**Task description:**
Write out every entry, unchanged. Skip any picture.

**Data extract:**
┌──

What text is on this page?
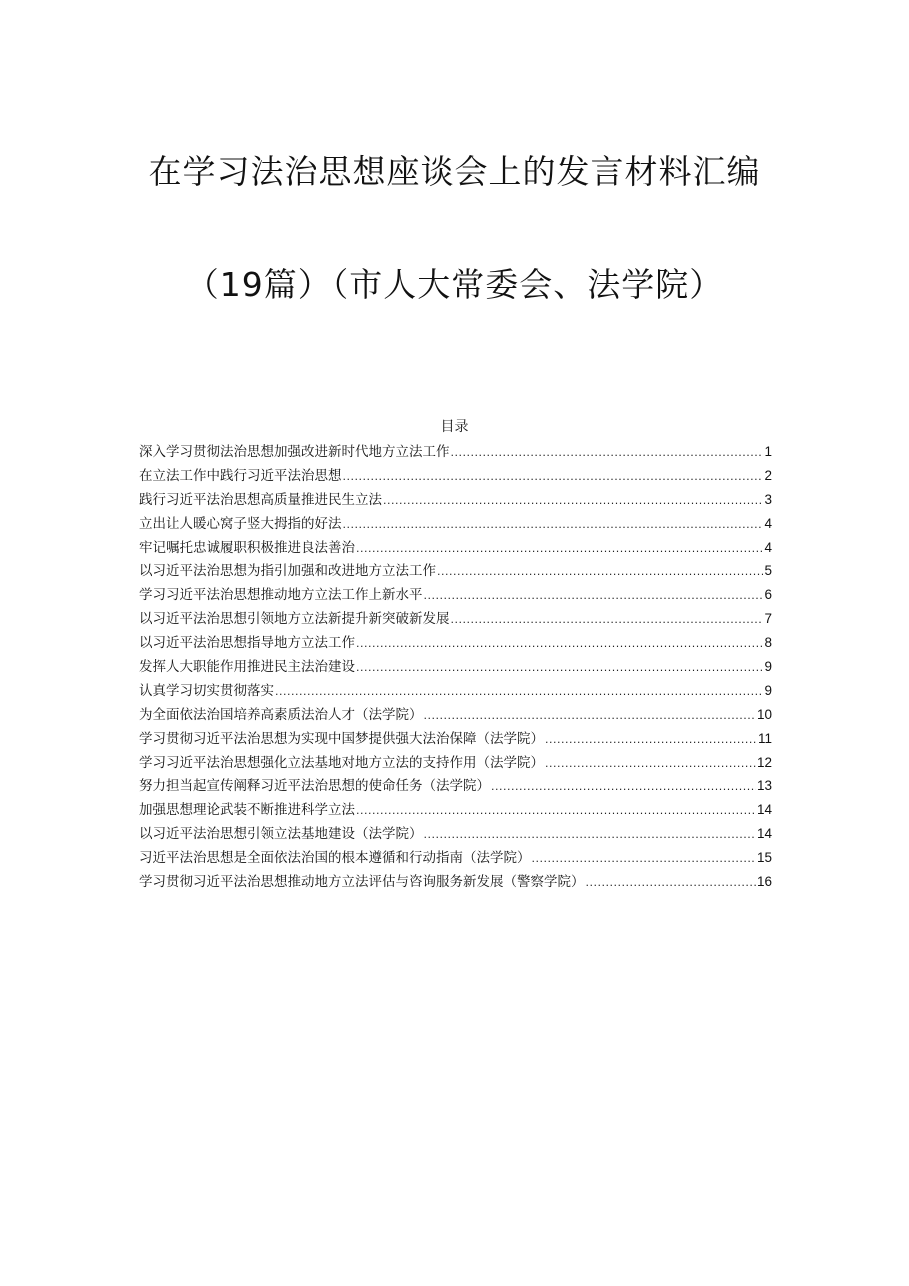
在学习法治思想座谈会上的发言材料汇编
（19篇）（市人大常委会、法学院）
目录
深入学习贯彻法治思想加强改进新时代地方立法工作 .....	1
在立法工作中践行习近平法治思想 .....	2
践行习近平法治思想高质量推进民生立法 .....	3
立出让人暖心窝子竖大拇指的好法 .....	4
牢记嘱托忠诚履职积极推进良法善治 .....	4
以习近平法治思想为指引加强和改进地方立法工作 .....	5
学习习近平法治思想推动地方立法工作上新水平 .....	6
以习近平法治思想引领地方立法新提升新突破新发展 .....	7
以习近平法治思想指导地方立法工作 .....	8
发挥人大职能作用推进民主法治建设 .....	9
认真学习切实贯彻落实 .....	9
为全面依法治国培养高素质法治人才（法学院） .....	10
学习贯彻习近平法治思想为实现中国梦提供强大法治保障（法学院） .....	11
学习习近平法治思想强化立法基地对地方立法的支持作用（法学院） .....	12
努力担当起宣传阐释习近平法治思想的使命任务（法学院） .....	13
加强思想理论武装不断推进科学立法 .....	14
以习近平法治思想引领立法基地建设（法学院） .....	14
习近平法治思想是全面依法治国的根本遵循和行动指南（法学院） .....	15
学习贯彻习近平法治思想推动地方立法评估与咨询服务新发展（警察学院） .....	16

└──

**Solution:**
What text is on this page?
在学习法治思想座谈会上的发言材料汇编
（19篇）（市人大常委会、法学院）
目录
深入学习贯彻法治思想加强改进新时代地方立法工作 .....	1
在立法工作中践行习近平法治思想 .....	2
践行习近平法治思想高质量推进民生立法 .....	3
立出让人暖心窝子竖大拇指的好法 .....	4
牢记嘱托忠诚履职积极推进良法善治 .....	4
以习近平法治思想为指引加强和改进地方立法工作 .....	5
学习习近平法治思想推动地方立法工作上新水平 .....	6
以习近平法治思想引领地方立法新提升新突破新发展 .....	7
以习近平法治思想指导地方立法工作 .....	8
发挥人大职能作用推进民主法治建设 .....	9
认真学习切实贯彻落实 .....	9
为全面依法治国培养高素质法治人才（法学院） .....	10
学习贯彻习近平法治思想为实现中国梦提供强大法治保障（法学院） .....	11
学习习近平法治思想强化立法基地对地方立法的支持作用（法学院） .....	12
努力担当起宣传阐释习近平法治思想的使命任务（法学院） .....	13
加强思想理论武装不断推进科学立法 .....	14
以习近平法治思想引领立法基地建设（法学院） .....	14
习近平法治思想是全面依法治国的根本遵循和行动指南（法学院） .....	15
学习贯彻习近平法治思想推动地方立法评估与咨询服务新发展（警察学院） .....	16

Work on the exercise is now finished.